MATERIAL FOR THIS TASK:
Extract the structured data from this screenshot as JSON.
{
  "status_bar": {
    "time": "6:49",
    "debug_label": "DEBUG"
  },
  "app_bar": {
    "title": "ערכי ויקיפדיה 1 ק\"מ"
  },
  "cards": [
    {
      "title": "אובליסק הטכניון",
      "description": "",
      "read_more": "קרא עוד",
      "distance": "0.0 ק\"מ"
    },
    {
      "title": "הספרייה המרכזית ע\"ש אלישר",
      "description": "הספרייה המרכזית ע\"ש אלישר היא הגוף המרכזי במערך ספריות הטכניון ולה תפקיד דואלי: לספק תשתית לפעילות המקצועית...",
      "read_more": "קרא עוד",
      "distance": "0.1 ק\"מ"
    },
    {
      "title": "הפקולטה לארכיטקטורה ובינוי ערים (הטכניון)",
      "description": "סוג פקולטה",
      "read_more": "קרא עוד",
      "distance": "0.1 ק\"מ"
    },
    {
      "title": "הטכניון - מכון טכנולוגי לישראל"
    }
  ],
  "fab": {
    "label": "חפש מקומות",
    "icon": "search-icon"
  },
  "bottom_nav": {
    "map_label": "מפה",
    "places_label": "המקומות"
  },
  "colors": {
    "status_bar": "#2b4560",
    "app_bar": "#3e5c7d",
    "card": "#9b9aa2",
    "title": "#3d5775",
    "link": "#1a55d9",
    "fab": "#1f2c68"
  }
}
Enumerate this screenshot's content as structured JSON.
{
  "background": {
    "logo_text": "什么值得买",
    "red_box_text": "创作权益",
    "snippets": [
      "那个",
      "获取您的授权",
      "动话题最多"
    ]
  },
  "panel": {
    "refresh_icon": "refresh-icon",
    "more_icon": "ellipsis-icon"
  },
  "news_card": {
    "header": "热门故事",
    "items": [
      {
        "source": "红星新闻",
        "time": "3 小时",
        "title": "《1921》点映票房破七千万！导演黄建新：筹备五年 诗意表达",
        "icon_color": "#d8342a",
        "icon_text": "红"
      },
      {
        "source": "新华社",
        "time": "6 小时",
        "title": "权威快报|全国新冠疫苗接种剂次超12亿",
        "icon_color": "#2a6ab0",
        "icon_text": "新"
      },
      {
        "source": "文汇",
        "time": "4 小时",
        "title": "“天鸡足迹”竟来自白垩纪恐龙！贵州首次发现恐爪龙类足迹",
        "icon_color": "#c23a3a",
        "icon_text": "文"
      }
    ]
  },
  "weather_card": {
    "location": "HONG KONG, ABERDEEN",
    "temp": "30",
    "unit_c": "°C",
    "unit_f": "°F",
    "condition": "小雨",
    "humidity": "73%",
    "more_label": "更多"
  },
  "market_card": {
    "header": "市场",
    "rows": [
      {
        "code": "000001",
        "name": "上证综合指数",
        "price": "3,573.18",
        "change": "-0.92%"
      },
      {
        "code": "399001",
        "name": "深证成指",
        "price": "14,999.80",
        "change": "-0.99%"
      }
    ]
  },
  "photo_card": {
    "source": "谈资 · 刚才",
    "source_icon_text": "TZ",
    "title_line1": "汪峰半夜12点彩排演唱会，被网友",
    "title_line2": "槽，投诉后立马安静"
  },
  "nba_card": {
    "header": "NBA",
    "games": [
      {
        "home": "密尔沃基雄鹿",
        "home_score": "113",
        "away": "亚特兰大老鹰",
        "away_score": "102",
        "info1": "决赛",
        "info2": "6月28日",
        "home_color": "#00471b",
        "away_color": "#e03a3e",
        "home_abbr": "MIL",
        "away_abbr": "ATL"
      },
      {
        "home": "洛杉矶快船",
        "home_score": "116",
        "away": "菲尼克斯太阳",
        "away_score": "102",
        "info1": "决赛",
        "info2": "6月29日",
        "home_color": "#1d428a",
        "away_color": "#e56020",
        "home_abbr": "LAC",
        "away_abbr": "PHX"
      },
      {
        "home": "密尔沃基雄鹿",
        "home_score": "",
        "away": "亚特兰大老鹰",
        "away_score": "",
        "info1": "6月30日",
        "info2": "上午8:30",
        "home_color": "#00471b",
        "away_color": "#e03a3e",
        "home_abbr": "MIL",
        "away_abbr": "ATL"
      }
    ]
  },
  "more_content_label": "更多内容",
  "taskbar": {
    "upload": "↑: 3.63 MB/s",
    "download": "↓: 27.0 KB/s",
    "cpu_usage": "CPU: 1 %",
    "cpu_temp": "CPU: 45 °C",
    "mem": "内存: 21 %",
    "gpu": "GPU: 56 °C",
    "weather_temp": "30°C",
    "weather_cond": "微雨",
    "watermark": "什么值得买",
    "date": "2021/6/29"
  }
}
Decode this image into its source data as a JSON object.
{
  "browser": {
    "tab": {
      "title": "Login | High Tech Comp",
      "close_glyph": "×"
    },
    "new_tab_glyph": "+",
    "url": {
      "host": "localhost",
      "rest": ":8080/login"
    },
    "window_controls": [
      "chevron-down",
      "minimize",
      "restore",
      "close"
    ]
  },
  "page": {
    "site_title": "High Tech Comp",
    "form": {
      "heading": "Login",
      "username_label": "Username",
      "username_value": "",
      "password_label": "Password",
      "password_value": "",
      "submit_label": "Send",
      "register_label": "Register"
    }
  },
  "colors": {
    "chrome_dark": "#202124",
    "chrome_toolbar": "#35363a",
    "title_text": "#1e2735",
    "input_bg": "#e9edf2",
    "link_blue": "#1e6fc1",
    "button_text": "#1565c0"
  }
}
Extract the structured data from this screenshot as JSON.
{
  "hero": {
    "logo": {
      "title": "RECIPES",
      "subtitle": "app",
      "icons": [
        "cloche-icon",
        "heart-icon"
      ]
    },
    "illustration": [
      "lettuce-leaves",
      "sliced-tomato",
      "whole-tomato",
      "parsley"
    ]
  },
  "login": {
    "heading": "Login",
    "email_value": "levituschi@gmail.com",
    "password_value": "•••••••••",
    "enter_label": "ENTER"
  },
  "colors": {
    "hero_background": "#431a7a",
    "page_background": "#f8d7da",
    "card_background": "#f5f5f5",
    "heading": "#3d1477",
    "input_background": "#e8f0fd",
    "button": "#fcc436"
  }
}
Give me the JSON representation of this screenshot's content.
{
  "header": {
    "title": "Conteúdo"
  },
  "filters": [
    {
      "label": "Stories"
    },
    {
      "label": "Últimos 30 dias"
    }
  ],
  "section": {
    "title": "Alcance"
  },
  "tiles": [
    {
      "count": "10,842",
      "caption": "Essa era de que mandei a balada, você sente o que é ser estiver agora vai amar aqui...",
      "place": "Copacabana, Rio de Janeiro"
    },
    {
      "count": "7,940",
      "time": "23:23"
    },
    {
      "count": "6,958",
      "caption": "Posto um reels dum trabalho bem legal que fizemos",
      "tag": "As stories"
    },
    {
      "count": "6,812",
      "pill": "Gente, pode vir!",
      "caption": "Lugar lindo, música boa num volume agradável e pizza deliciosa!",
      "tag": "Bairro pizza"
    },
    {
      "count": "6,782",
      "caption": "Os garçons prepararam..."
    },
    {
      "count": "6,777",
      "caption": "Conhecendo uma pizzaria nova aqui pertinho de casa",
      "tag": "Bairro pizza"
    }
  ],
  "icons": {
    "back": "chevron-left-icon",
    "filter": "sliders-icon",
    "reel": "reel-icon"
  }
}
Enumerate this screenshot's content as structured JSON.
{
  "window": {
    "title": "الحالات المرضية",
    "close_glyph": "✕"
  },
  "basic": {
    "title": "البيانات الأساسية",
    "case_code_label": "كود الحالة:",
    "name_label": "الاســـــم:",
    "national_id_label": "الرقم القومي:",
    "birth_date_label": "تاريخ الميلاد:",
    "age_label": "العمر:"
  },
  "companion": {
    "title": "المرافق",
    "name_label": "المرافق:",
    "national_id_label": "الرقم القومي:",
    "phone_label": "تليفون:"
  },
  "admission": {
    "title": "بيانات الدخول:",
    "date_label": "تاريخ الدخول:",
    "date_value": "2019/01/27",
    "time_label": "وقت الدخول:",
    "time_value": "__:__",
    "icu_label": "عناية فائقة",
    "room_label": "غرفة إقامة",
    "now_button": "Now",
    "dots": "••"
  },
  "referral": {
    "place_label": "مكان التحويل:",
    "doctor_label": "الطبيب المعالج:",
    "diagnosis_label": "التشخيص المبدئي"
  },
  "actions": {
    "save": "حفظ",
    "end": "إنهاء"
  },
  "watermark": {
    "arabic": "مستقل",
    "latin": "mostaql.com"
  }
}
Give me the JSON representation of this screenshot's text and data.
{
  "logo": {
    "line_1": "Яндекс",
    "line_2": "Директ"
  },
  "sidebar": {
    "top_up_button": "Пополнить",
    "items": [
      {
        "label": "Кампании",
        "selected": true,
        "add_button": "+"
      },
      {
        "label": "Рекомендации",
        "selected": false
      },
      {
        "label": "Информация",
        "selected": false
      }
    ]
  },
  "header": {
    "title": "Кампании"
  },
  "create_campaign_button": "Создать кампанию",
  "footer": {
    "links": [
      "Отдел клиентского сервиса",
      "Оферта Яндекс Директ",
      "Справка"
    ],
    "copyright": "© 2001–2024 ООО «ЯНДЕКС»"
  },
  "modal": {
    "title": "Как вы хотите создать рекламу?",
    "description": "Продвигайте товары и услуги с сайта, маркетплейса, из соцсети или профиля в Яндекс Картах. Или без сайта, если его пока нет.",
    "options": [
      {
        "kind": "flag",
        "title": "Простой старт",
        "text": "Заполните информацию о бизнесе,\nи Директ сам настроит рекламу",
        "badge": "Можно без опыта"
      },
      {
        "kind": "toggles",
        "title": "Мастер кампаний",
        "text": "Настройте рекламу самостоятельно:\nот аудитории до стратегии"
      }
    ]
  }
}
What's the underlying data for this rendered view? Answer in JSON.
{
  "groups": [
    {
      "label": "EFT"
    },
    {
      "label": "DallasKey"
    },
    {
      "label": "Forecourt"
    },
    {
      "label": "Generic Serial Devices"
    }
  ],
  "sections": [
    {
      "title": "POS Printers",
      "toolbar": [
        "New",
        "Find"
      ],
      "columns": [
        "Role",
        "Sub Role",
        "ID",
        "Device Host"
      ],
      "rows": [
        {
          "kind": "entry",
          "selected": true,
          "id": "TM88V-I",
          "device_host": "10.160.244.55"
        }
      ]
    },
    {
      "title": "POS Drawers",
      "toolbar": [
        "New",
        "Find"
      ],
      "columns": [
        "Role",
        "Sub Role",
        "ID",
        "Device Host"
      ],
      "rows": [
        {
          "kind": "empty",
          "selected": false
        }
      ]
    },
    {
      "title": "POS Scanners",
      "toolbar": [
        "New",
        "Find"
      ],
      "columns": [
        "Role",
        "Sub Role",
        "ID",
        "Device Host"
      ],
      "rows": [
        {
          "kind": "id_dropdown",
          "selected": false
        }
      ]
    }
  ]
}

STATED PROBLEM:
List each line of the records that holds the string "Give".

WRITTEN RESPONSE:
Give me the JSON representation of this screenshot's content.
Give me the JSON representation of this screenshot's text and data.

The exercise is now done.